[BEGIN Rows]

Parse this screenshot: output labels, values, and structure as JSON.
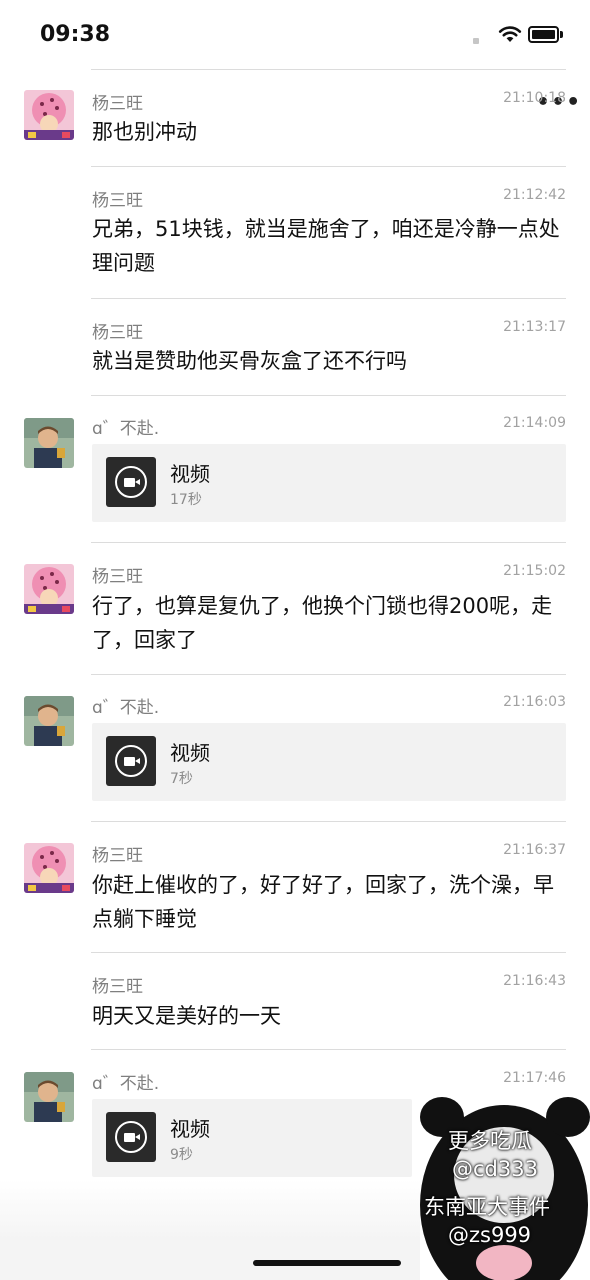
{
  "status": {
    "time": "09:38"
  },
  "messages": [
    {
      "sender": "杨三旺",
      "time": "21:10:18",
      "text": "那也别冲动"
    },
    {
      "sender": "杨三旺",
      "time": "21:12:42",
      "text": "兄弟，51块钱，就当是施舍了，咱还是冷静一点处理问题"
    },
    {
      "sender": "杨三旺",
      "time": "21:13:17",
      "text": "就当是赞助他买骨灰盒了还不行吗"
    },
    {
      "sender": "ɑ゛不赴.",
      "time": "21:14:09",
      "video": {
        "title": "视频",
        "duration": "17秒"
      }
    },
    {
      "sender": "杨三旺",
      "time": "21:15:02",
      "text": "行了，也算是复仇了，他换个门锁也得200呢，走了，回家了"
    },
    {
      "sender": "ɑ゛不赴.",
      "time": "21:16:03",
      "video": {
        "title": "视频",
        "duration": "7秒"
      }
    },
    {
      "sender": "杨三旺",
      "time": "21:16:37",
      "text": "你赶上催收的了，好了好了，回家了，洗个澡，早点躺下睡觉"
    },
    {
      "sender": "杨三旺",
      "time": "21:16:43",
      "text": "明天又是美好的一天"
    },
    {
      "sender": "ɑ゛不赴.",
      "time": "21:17:46",
      "video": {
        "title": "视频",
        "duration": "9秒"
      }
    }
  ],
  "watermark": {
    "line1": "更多吃瓜",
    "line2": "@cd333",
    "line3": "东南亚大事件",
    "line4": "@zs999"
  },
  "colors": {
    "divider": "#dcdcdc",
    "sender": "#7f7f7f",
    "time": "#a2a2a2",
    "card": "#f2f2f2"
  }
}
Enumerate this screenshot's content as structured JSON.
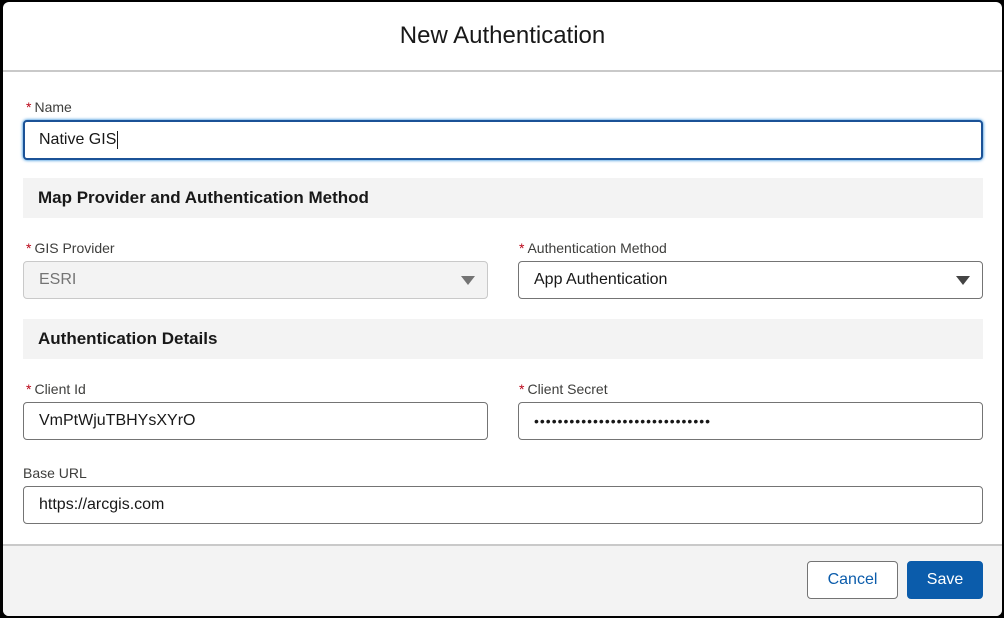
{
  "dialog": {
    "title": "New Authentication"
  },
  "required_marker": "*",
  "name_field": {
    "label": "Name",
    "value": "Native GIS"
  },
  "sections": {
    "map_provider": "Map Provider and Authentication Method",
    "auth_details": "Authentication Details"
  },
  "gis_provider": {
    "label": "GIS Provider",
    "value": "ESRI",
    "disabled": true
  },
  "auth_method": {
    "label": "Authentication Method",
    "value": "App Authentication"
  },
  "client_id": {
    "label": "Client Id",
    "value": "VmPtWjuTBHYsXYrO"
  },
  "client_secret": {
    "label": "Client Secret",
    "masked_value": "••••••••••••••••••••••••••••••"
  },
  "base_url": {
    "label": "Base URL",
    "value": "https://arcgis.com"
  },
  "footer": {
    "cancel_label": "Cancel",
    "save_label": "Save"
  },
  "colors": {
    "brand": "#0b5cab",
    "focus_border": "#1b5297",
    "required": "#ba0517"
  },
  "icons": {
    "dropdown": "chevron-down-icon"
  }
}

[END Rows]

### Task instructions
Transcribe each entry above exactly, apart from the pictures.

### Answer to this task
Parse this screenshot: output labels, values, and structure as JSON.
{
  "status": {
    "time": "09:38"
  },
  "messages": [
    {
      "sender": "杨三旺",
      "time": "21:10:18",
      "text": "那也别冲动"
    },
    {
      "sender": "杨三旺",
      "time": "21:12:42",
      "text": "兄弟，51块钱，就当是施舍了，咱还是冷静一点处理问题"
    },
    {
      "sender": "杨三旺",
      "time": "21:13:17",
      "text": "就当是赞助他买骨灰盒了还不行吗"
    },
    {
      "sender": "ɑ゛不赴.",
      "time": "21:14:09",
      "video": {
        "title": "视频",
        "duration": "17秒"
      }
    },
    {
      "sender": "杨三旺",
      "time": "21:15:02",
      "text": "行了，也算是复仇了，他换个门锁也得200呢，走了，回家了"
    },
    {
      "sender": "ɑ゛不赴.",
      "time": "21:16:03",
      "video": {
        "title": "视频",
        "duration": "7秒"
      }
    },
    {
      "sender": "杨三旺",
      "time": "21:16:37",
      "text": "你赶上催收的了，好了好了，回家了，洗个澡，早点躺下睡觉"
    },
    {
      "sender": "杨三旺",
      "time": "21:16:43",
      "text": "明天又是美好的一天"
    },
    {
      "sender": "ɑ゛不赴.",
      "time": "21:17:46",
      "video": {
        "title": "视频",
        "duration": "9秒"
      }
    }
  ],
  "watermark": {
    "line1": "更多吃瓜",
    "line2": "@cd333",
    "line3": "东南亚大事件",
    "line4": "@zs999"
  },
  "colors": {
    "divider": "#dcdcdc",
    "sender": "#7f7f7f",
    "time": "#a2a2a2",
    "card": "#f2f2f2"
  }
}
Enumerate this screenshot's content as structured JSON.
{
  "dialog": {
    "title": "New Authentication"
  },
  "required_marker": "*",
  "name_field": {
    "label": "Name",
    "value": "Native GIS"
  },
  "sections": {
    "map_provider": "Map Provider and Authentication Method",
    "auth_details": "Authentication Details"
  },
  "gis_provider": {
    "label": "GIS Provider",
    "value": "ESRI",
    "disabled": true
  },
  "auth_method": {
    "label": "Authentication Method",
    "value": "App Authentication"
  },
  "client_id": {
    "label": "Client Id",
    "value": "VmPtWjuTBHYsXYrO"
  },
  "client_secret": {
    "label": "Client Secret",
    "masked_value": "••••••••••••••••••••••••••••••"
  },
  "base_url": {
    "label": "Base URL",
    "value": "https://arcgis.com"
  },
  "footer": {
    "cancel_label": "Cancel",
    "save_label": "Save"
  },
  "colors": {
    "brand": "#0b5cab",
    "focus_border": "#1b5297",
    "required": "#ba0517"
  },
  "icons": {
    "dropdown": "chevron-down-icon"
  }
}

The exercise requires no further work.